>> begin
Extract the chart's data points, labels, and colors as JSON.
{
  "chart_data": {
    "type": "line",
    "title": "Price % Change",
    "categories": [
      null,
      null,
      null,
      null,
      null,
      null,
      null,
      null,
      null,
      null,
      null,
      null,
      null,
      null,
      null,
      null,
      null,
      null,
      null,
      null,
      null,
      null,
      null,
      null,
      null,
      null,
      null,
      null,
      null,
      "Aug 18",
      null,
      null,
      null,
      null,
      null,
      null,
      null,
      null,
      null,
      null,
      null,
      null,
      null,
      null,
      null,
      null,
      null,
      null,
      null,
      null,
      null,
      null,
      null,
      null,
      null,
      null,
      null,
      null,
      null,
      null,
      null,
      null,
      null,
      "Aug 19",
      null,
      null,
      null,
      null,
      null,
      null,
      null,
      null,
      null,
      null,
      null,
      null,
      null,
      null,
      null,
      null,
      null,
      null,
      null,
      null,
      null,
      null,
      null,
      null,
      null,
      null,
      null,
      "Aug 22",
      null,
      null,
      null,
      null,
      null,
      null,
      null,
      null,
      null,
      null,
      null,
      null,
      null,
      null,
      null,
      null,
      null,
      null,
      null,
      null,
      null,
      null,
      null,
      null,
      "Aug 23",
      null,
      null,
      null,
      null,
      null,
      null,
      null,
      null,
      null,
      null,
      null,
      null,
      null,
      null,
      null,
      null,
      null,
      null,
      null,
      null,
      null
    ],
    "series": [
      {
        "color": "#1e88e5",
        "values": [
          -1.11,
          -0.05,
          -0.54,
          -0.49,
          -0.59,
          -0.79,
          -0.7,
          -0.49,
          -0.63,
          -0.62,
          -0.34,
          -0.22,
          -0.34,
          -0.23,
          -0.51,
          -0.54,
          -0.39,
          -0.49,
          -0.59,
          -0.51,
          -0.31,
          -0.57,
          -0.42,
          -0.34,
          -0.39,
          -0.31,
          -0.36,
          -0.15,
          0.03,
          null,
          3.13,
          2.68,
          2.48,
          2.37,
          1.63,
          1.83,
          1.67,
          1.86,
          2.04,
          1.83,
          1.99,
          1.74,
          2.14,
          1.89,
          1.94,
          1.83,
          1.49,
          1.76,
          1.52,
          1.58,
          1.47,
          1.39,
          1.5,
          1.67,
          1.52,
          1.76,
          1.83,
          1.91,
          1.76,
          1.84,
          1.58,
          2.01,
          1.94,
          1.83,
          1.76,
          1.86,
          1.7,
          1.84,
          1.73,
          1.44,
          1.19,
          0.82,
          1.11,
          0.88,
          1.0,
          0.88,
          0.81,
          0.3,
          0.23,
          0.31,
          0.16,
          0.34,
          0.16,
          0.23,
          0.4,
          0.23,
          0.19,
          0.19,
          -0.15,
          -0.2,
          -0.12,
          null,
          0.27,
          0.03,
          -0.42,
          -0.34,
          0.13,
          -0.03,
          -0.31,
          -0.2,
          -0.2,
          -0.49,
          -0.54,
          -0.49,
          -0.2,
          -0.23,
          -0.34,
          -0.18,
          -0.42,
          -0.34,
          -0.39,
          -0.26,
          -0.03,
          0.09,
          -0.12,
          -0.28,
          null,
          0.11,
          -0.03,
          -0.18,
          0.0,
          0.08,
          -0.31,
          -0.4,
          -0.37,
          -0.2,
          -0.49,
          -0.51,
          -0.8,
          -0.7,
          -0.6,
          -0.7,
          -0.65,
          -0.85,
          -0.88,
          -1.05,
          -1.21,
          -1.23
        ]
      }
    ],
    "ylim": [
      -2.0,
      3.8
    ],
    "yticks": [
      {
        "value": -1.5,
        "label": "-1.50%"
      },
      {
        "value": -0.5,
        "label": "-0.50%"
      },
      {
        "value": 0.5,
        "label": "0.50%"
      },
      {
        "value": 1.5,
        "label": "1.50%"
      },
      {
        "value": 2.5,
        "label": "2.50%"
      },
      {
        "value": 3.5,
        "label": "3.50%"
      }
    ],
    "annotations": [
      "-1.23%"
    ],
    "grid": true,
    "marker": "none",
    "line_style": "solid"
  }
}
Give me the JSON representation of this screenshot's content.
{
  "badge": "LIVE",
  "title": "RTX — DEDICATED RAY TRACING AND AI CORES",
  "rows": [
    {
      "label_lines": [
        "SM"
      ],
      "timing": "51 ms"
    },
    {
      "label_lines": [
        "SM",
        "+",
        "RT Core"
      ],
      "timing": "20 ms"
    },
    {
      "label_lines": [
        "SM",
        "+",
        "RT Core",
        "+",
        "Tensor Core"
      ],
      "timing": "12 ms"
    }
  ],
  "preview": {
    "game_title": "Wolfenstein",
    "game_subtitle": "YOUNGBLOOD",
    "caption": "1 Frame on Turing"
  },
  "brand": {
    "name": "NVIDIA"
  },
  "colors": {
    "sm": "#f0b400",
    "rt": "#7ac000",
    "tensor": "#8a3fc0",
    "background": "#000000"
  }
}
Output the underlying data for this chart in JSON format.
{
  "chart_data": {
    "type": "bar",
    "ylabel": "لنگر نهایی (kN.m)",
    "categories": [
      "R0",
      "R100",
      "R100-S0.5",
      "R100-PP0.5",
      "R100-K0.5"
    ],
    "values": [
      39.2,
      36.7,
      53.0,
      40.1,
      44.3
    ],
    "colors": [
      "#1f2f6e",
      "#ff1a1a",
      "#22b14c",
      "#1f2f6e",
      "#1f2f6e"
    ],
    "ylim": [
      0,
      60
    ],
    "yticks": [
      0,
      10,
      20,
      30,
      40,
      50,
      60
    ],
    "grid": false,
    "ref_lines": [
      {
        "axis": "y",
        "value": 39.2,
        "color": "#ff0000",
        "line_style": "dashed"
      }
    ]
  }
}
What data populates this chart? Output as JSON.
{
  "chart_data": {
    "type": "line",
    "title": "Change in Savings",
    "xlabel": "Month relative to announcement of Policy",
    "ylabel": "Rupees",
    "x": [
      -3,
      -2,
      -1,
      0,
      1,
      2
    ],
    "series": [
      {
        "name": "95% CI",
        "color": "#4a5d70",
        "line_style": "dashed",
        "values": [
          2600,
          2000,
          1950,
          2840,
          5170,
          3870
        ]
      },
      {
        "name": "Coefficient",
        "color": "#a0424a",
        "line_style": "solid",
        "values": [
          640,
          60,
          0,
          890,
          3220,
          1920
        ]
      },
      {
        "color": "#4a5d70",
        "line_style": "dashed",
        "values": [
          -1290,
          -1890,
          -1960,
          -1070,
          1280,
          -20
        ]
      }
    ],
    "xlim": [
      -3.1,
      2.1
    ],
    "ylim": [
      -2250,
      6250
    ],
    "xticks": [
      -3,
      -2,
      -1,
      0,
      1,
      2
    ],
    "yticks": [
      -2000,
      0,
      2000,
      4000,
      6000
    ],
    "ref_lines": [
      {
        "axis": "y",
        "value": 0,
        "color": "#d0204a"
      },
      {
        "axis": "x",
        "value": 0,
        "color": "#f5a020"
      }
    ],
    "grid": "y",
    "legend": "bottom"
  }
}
>> end
What is asked
Of the lines in this data, how many contain "timing"? Reply with only the number.

Output for this task
3